* Given request: Return all entries precisely as they stand, without the images.

* Excerpted records:
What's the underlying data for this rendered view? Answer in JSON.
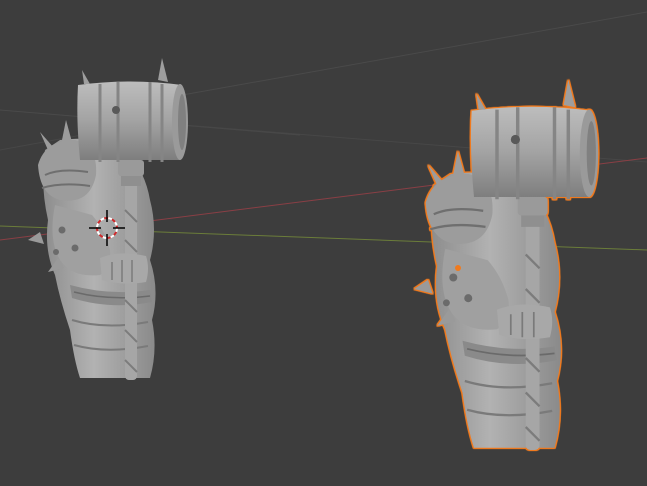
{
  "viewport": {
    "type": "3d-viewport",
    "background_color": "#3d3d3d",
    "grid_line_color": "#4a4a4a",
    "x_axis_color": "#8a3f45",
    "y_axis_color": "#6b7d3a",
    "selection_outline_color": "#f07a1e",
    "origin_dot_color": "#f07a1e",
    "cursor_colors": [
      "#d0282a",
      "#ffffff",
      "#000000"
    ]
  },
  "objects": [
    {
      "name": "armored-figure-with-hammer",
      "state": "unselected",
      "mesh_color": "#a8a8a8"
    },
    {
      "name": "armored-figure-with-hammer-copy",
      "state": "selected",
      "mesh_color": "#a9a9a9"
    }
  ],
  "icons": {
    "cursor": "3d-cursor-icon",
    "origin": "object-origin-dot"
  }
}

* Reply to the task:
What's the underlying data for this rendered view? Answer in JSON.
{
  "viewport": {
    "type": "3d-viewport",
    "background_color": "#3d3d3d",
    "grid_line_color": "#4a4a4a",
    "x_axis_color": "#8a3f45",
    "y_axis_color": "#6b7d3a",
    "selection_outline_color": "#f07a1e",
    "origin_dot_color": "#f07a1e",
    "cursor_colors": [
      "#d0282a",
      "#ffffff",
      "#000000"
    ]
  },
  "objects": [
    {
      "name": "armored-figure-with-hammer",
      "state": "unselected",
      "mesh_color": "#a8a8a8"
    },
    {
      "name": "armored-figure-with-hammer-copy",
      "state": "selected",
      "mesh_color": "#a9a9a9"
    }
  ],
  "icons": {
    "cursor": "3d-cursor-icon",
    "origin": "object-origin-dot"
  }
}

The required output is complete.